-------- EXTRACT PROVIDED

I checked the voltage of the battery again and the battery is shot. I am so embarrassed, I can't believe I couldn't see that sooner. I had a battery I bought a year or so ago that I have kept a trickle charger on and believe it or not it fit perfect and worked like a charm. It fired right up. Now if I can just get my deep well impact socket that fell on top of the skid plate.

Thanks fellows, you guys are good friends, I appreciate you. 
Now to address that code. lol


----------



## surferdude2 (Nov 21, 2019)

If the cam sensor isn't working or has came unconnected, the engine timing will be so far off that it could possibly fire early and kick back against the starter. That takes a while to bleed of the pressure and then if you try again, it'll do it all over.

That device is usually easy to get to up on top of the block. Should be an easy fix. Every time I say that it takes a couple days. :biggrin2:

Oh wait, I see you got it started.... well, anyway, you may need that info yet. 

Good luck with the code dismissal. Make sure that wire is connected to the sensor.


----------



## Bud9051 (Nov 11, 2015)

Glad you circled around and found the problem.
I was going to mention something about those spark plugs but thought my difficulty might have been just me. Had 2 Pathfinders and wish I had at least one back. Really enjoyed them.

Best
Bud


----------



## BigJim (Sep 2, 2008)

surferdude2 said:


> If the cam sensor isn't working or has came unconnected, the engine timing will be so far off that it could possibly fire early and kick back against the starter. That takes a while to bleed of the pressure and then if you try again, it'll do it all over.
> 
> That device is usually easy to get to up on top of the block. Should be an easy fix. Every time I say that it takes a couple days. :biggrin2:
> 
> ...

----------------
-------- RECORD SET

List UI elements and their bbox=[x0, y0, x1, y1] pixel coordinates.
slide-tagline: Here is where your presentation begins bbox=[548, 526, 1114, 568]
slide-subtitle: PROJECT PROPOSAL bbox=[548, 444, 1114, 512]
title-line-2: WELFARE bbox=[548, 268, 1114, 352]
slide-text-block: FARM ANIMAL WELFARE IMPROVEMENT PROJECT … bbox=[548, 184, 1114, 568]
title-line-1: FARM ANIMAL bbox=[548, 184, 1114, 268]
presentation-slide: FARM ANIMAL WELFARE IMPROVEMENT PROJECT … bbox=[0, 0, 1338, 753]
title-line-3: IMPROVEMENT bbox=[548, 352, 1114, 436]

----------------
-------- RECORD SET

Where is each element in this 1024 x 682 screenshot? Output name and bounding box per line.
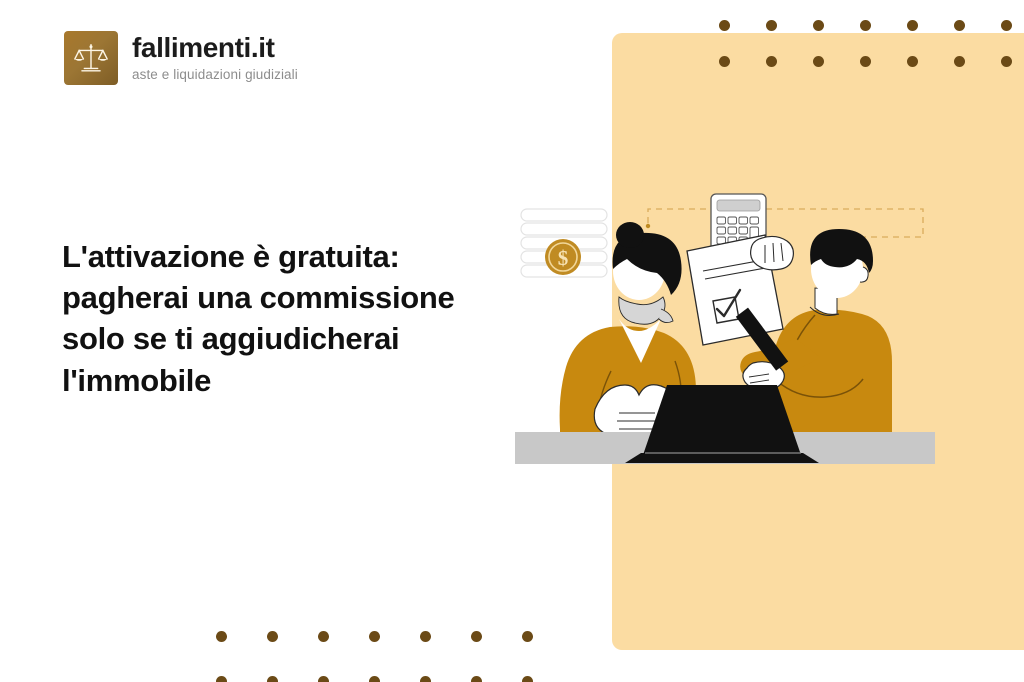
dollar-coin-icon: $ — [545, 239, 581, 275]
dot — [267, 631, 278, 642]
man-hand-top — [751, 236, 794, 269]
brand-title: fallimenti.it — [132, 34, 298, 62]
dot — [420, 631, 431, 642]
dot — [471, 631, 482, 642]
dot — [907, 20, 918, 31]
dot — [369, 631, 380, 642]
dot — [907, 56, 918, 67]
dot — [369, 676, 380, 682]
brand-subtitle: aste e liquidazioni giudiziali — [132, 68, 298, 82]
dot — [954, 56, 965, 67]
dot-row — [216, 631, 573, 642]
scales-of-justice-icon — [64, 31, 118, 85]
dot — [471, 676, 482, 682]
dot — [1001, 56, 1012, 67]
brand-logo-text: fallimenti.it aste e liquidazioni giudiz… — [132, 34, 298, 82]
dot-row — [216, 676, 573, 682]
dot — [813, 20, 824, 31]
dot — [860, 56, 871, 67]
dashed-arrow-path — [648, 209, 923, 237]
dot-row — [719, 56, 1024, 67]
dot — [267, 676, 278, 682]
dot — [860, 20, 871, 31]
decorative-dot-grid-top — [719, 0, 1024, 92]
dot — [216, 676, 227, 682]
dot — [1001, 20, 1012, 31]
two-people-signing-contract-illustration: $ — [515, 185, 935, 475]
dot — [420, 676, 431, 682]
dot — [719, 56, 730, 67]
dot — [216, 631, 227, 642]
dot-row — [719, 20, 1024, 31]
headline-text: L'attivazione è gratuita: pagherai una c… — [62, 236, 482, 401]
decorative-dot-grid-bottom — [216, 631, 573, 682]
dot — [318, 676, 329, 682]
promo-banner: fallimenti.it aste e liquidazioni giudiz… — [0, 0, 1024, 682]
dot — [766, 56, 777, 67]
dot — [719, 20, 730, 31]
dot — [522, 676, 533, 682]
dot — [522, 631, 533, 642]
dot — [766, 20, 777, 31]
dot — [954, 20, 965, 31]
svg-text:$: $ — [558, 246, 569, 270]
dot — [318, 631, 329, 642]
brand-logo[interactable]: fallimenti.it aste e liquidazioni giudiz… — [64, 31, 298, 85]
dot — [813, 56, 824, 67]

----------------
-------- RECORD SET

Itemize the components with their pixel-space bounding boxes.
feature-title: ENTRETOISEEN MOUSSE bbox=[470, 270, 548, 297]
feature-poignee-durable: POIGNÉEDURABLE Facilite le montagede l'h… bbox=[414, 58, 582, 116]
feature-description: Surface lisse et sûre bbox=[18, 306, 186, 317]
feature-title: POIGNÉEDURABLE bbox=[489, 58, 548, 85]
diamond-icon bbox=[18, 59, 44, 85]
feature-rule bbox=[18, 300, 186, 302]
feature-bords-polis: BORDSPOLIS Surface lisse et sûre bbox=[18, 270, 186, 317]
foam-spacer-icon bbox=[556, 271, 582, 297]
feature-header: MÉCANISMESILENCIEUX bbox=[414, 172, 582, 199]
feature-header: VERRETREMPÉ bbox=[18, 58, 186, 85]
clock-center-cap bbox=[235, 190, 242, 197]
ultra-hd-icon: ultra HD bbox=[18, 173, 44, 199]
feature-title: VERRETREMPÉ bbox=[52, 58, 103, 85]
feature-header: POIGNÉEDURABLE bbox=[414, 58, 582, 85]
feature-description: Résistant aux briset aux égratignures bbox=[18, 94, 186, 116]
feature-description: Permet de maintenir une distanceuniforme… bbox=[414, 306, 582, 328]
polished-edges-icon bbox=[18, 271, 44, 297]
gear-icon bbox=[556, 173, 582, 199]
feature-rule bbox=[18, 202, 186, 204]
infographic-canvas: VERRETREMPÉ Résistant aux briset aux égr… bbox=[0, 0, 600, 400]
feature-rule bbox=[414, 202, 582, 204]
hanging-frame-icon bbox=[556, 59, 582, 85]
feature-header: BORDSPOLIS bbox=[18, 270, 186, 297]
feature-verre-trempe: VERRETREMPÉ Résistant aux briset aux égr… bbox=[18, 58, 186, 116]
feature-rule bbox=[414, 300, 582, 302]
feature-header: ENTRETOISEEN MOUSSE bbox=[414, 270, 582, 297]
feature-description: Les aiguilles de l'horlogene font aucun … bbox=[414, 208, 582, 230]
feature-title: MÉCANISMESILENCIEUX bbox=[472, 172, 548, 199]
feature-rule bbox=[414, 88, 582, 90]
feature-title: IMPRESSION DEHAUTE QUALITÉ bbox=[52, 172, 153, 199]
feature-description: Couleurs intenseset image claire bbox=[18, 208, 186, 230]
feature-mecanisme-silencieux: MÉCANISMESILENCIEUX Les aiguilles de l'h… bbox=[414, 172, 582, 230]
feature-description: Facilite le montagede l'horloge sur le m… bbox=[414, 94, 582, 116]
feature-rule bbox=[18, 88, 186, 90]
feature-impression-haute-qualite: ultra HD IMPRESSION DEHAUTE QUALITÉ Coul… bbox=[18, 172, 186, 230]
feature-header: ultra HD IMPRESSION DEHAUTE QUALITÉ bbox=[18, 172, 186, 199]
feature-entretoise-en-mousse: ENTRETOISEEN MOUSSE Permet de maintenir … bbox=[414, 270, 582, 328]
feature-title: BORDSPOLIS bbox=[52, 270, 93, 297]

----------------

WRITTEN TASKS ->
**A)** Rewrite the paragraph of the battery thread that begins "I checked the voltage of the battery again" as a short bulleted list that keeps its main facts.
**B)** Translate this sentence from the battery thread into Spanish: "That device is usually easy to get to up on top of the block."
**C)** Update the battery thread by writing out again the part that opens with the words containing "I checked the" and closes with "the skid plate.", replacing "trickle charger" with "battery maintainer".

SOLUTIONS TO THE EXERCISE ->
**A)**
- A second voltage check showed the battery was dead, and the writer is embarrassed not to have noticed sooner.
- A battery bought about a year earlier had been kept on a trickle charger.
- That battery fit perfectly and worked; the engine started right up.
- The remaining job is to retrieve a deep well impact socket that fell on top of the skid plate.

**B)** Ese dispositivo suele ser fácil de alcanzar, arriba en la parte superior del bloque.

**C)**
I checked the voltage of the battery again and the battery is shot. I am so embarrassed, I can't believe I couldn't see that sooner. I had a battery I bought a year or so ago that I have kept a battery maintainer on and believe it or not it fit perfect and worked like a charm. It fired right up. Now if I can just get my deep well impact socket that fell on top of the skid plate.